◆ PROBLEM TO WORK ON
Note each line that includes the word "color". Copy those lines.

◆ RECORDS
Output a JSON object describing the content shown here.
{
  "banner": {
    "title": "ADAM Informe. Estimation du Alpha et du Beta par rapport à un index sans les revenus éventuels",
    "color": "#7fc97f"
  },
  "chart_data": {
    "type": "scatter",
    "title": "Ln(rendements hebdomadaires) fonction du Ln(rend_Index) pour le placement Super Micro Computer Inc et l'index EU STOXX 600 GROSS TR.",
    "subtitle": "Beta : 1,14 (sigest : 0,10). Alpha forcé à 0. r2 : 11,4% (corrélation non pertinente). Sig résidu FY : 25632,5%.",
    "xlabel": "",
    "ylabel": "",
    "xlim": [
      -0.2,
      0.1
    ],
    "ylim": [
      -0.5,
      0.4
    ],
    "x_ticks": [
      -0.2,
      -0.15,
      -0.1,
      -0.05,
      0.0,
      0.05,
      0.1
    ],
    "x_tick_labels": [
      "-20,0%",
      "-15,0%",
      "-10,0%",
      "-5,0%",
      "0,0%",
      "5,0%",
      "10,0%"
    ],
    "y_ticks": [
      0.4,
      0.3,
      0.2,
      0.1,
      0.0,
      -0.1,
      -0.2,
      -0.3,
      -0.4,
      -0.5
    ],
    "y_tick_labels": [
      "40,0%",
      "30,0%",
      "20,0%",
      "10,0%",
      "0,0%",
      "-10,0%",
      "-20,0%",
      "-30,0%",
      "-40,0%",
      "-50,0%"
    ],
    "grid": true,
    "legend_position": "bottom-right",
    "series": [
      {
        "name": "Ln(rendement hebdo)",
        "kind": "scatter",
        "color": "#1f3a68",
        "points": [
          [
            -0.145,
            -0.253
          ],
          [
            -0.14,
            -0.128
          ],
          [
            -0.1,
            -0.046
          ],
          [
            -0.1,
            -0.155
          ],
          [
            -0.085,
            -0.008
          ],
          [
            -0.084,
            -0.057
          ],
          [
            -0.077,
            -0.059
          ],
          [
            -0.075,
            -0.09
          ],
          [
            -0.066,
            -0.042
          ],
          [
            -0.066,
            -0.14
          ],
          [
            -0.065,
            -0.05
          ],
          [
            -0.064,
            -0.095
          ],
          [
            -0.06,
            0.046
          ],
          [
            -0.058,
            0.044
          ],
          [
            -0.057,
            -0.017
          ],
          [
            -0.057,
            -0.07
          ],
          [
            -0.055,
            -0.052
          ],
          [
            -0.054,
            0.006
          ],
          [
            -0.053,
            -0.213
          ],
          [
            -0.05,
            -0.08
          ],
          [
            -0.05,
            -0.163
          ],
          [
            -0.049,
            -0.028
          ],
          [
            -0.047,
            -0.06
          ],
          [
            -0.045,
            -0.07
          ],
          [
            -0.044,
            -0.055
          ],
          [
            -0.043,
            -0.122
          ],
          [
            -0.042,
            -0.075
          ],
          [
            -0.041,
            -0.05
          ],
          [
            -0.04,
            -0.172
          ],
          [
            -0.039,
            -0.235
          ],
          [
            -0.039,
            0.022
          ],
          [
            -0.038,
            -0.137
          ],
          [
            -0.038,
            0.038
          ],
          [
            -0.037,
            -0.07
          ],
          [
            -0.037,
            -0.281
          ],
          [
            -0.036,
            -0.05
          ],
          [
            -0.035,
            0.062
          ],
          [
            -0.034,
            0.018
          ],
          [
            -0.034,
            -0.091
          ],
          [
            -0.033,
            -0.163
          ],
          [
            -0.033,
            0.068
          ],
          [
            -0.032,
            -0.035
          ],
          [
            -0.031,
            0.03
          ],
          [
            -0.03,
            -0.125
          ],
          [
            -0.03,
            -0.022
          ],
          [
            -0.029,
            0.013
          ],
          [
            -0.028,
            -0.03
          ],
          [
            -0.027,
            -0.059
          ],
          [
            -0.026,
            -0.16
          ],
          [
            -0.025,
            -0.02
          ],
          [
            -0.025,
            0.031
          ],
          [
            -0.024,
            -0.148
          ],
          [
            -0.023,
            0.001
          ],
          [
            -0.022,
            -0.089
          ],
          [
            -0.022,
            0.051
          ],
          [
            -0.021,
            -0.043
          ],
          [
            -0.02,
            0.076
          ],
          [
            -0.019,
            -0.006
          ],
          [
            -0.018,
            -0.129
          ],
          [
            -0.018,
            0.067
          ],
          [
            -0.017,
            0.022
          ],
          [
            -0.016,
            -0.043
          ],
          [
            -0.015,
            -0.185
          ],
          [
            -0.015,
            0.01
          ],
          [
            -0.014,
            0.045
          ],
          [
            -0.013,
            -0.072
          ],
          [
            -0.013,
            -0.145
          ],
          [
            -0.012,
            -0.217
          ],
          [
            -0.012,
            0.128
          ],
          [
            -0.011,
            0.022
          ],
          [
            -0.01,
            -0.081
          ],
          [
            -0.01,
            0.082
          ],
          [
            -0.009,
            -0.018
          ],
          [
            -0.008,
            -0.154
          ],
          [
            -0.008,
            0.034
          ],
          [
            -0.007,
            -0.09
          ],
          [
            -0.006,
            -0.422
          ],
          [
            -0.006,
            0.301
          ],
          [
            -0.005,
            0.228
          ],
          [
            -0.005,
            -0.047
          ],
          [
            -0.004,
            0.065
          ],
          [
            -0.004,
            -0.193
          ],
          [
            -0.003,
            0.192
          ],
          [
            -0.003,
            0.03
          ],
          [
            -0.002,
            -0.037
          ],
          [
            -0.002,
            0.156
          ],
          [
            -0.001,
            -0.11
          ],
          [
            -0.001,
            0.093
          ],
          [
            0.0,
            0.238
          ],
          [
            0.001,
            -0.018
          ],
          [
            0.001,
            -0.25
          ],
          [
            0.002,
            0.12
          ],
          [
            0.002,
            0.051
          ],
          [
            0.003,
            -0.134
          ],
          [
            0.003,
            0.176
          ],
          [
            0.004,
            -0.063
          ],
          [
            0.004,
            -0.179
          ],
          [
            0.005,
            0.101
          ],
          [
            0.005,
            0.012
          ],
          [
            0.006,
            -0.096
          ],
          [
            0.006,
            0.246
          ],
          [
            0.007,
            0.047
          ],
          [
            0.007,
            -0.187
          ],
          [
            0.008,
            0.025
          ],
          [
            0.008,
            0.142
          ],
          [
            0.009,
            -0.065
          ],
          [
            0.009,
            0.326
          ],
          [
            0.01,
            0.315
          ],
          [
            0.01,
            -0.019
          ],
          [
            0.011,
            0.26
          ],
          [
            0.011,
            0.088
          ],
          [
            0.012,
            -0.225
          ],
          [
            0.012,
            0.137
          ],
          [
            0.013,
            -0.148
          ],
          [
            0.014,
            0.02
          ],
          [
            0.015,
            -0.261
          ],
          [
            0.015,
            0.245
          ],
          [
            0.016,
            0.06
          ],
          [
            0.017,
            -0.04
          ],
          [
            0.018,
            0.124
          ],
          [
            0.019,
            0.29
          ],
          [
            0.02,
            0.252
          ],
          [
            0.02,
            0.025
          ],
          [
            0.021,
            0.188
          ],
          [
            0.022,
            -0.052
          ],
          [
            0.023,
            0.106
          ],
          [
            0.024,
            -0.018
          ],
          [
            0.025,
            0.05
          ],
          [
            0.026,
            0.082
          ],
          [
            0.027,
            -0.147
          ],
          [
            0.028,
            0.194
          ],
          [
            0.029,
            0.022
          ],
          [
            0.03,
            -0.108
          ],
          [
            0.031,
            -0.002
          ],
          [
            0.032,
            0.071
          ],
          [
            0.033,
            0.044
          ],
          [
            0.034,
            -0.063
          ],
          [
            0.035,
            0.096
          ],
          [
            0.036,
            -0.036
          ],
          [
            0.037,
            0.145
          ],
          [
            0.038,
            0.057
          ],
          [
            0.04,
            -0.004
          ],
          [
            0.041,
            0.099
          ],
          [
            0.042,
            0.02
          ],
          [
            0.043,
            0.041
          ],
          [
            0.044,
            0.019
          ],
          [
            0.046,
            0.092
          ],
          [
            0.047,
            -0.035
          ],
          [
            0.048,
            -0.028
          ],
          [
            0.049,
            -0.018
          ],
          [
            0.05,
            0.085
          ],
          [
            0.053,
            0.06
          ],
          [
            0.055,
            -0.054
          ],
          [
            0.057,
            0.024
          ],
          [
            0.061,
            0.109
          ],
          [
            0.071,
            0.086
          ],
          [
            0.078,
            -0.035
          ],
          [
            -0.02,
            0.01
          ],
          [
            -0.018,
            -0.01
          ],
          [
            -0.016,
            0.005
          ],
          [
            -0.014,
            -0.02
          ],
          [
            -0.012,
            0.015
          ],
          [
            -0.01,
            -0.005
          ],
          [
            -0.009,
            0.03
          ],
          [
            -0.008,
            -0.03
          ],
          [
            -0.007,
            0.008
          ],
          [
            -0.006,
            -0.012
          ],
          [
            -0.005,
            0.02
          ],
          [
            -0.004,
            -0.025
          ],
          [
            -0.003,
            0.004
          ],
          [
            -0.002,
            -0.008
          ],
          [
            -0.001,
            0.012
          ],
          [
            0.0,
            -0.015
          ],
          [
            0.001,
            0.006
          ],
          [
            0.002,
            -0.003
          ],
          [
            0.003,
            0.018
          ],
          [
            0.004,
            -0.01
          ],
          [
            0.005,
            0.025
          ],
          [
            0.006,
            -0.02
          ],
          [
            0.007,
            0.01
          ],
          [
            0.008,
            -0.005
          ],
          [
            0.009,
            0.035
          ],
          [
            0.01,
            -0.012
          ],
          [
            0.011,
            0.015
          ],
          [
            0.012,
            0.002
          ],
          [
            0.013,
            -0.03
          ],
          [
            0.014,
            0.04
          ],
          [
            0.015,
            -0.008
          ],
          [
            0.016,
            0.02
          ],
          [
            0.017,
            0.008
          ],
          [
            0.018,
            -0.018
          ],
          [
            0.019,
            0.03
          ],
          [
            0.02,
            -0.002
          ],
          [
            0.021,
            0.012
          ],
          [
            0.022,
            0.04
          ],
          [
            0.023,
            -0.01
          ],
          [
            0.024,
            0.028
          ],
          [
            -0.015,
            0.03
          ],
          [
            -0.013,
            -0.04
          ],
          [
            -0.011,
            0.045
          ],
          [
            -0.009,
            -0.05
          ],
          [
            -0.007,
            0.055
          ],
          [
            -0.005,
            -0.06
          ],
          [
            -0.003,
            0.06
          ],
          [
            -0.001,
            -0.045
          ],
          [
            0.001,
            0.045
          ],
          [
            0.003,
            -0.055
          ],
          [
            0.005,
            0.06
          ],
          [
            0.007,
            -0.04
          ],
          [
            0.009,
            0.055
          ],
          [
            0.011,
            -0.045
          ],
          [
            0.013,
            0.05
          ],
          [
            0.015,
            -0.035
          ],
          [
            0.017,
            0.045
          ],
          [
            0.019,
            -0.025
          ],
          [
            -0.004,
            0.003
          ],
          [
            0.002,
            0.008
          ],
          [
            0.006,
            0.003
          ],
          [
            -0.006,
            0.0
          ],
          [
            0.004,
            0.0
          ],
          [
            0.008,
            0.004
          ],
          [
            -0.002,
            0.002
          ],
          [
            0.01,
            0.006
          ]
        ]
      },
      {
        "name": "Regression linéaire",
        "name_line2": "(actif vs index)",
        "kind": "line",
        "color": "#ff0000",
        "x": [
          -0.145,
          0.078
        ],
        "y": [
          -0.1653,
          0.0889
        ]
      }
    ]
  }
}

◆ REPLY
    "color": "#7fc97f"
        "color": "#1f3a68",
        "color": "#ff0000",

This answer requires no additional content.